▶ **TASK INSTRUCTIONS**
A: In the research summaries, which university are the researchers who examined the electrical potential of atmospheric plasma jets from?
B: Copy out the research summaries word for word, starting at "Swing switching of" and ending at "for these systems.".

▶ **READING TEXT**
+ + + + + + +

Electrical potential measurement in plasma columns of atmospheric plasma jets
Gunagsup Cho, Junghyun Kim, Hanlim Kang, Yunjung Kim, Gi-Chung Kwon, and Han S. Uhm
In medicine, plasma “pencils” are often used on human tissue for surgery or sterilization. Researchers from Kwangwoon University in South Korea examine the electrical potential of atmospheric plasma jets to understand the risks for patients of electric shock.
Swing switching of spin-torque valves
Tom Dunn and Alex Kamenev
Using an effect similar to using a weak near-resonant push to drive a swing into high amplitude motion, Tom Dunn and Alex Kamenev propose a method for inducing magnetization reversal in magnetic tunnel junctions via an optimal “AC perpendicular method”.
Effect of capacitive coupling in a miniature inductively coupled plasma source
Yoshinori Takao, Koji Eriguchi, and Kouichi Ono
Researchers in Japan have conducted two-dimensional axisymmetric particle-in-cell simulations with a Monte Carlo collision algorithm to investigate the effect of capacitive coupling in a miniature inductively coupled plasma source by using two models: an inductive model and a hybrid model. They present conclusions and recommendations for these systems.
Magnetically and thermally induced switching processes in hard magnets
Christian Behler, Volker Neu, Ludwig Schultz, and Sebastian Fähler
Magnetic switching can occur under the influence of external magnetic fields and/or thermal activation. To separate the role of both effects, researchers from Dresden have analyzed, as an example, an epitaxial FePt film with a mesoscopic grain size by angular and time dependent magnetization measurements.

+ + + + + + +

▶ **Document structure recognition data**
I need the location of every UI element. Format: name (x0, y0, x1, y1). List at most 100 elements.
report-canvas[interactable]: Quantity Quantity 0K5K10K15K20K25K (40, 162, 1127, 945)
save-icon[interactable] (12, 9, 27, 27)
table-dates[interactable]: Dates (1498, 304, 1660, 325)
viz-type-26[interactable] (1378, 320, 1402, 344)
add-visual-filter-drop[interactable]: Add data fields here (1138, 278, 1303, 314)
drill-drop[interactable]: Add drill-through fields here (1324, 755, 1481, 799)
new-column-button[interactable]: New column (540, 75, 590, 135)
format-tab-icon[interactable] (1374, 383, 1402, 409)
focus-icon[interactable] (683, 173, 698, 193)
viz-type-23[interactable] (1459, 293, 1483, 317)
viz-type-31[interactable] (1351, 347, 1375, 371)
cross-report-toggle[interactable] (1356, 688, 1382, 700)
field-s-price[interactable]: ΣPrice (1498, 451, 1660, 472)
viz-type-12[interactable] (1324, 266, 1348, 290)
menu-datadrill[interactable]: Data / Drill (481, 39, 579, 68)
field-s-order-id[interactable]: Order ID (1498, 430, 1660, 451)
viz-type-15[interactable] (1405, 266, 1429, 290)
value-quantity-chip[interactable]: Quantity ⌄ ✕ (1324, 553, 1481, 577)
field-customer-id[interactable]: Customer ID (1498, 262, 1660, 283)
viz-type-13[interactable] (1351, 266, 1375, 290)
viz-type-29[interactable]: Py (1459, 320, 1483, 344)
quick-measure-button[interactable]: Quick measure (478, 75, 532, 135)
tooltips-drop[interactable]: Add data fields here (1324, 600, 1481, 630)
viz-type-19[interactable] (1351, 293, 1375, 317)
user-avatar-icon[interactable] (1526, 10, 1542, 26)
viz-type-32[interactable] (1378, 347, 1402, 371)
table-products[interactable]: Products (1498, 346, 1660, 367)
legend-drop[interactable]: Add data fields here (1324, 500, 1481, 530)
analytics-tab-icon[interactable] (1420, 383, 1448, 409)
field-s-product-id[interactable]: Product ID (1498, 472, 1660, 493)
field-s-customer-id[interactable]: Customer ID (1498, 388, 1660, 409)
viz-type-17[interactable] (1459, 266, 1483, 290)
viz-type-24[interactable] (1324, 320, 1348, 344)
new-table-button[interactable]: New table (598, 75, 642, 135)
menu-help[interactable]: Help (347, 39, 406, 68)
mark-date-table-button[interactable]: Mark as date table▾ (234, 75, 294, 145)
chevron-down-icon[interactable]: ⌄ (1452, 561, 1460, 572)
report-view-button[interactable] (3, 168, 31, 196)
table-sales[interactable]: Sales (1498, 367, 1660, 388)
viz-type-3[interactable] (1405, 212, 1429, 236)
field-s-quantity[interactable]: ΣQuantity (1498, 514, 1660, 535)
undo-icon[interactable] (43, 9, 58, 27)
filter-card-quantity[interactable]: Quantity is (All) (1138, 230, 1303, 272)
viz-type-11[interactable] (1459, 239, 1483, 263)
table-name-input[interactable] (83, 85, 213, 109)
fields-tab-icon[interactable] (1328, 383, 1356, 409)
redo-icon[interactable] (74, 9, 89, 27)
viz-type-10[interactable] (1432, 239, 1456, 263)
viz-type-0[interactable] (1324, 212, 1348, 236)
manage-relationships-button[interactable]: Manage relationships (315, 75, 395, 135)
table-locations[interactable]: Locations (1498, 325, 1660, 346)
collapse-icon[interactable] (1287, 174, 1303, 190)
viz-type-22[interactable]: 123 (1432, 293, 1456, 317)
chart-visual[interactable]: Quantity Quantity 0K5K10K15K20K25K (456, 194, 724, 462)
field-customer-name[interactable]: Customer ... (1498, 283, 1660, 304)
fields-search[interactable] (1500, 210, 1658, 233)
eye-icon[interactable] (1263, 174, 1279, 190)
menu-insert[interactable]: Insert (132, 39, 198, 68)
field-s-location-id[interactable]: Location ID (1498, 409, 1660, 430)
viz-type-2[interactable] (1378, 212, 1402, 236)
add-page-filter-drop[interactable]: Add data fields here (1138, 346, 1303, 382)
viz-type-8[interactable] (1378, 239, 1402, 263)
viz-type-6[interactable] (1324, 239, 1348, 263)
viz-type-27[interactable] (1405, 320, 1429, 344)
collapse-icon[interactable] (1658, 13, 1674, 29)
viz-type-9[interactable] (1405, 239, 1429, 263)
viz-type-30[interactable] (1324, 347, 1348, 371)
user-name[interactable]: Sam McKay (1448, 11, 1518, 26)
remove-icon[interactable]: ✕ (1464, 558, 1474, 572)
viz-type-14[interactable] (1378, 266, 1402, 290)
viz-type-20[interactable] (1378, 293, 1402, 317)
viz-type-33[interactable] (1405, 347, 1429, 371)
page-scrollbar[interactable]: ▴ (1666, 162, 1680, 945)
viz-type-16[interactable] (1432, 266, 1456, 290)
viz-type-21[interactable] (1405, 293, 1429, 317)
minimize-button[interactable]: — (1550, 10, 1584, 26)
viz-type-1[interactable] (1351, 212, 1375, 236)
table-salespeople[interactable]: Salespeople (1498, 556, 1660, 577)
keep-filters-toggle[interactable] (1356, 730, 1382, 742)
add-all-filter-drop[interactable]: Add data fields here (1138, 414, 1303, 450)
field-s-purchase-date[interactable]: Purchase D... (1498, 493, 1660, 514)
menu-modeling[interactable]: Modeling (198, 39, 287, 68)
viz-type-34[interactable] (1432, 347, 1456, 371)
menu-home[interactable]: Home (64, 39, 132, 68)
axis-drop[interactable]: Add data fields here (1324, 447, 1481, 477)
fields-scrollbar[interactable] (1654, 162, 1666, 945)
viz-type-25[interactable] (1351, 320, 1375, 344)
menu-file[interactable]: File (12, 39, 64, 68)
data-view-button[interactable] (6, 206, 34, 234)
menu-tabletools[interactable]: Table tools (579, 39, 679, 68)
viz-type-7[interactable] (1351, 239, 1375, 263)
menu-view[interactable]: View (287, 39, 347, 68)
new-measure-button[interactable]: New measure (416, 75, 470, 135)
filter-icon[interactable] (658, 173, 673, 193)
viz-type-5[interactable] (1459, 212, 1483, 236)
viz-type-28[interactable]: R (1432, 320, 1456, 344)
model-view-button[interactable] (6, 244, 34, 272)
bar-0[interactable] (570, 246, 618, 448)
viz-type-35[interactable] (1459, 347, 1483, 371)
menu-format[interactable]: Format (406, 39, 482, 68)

+ + + + + + +

▶ **EXERCISE RESPONSES**
A: Kwangwoon University in South Korea.

B:
Swing switching of spin-torque valves
Tom Dunn and Alex Kamenev
Using an effect similar to using a weak near-resonant push to drive a swing into high amplitude motion, Tom Dunn and Alex Kamenev propose a method for inducing magnetization reversal in magnetic tunnel junctions via an optimal “AC perpendicular method”.
Effect of capacitive coupling in a miniature inductively coupled plasma source
Yoshinori Takao, Koji Eriguchi, and Kouichi Ono
Researchers in Japan have conducted two-dimensional axisymmetric particle-in-cell simulations with a Monte Carlo collision algorithm to investigate the effect of capacitive coupling in a miniature inductively coupled plasma source by using two models: an inductive model and a hybrid model. They present conclusions and recommendations for these systems.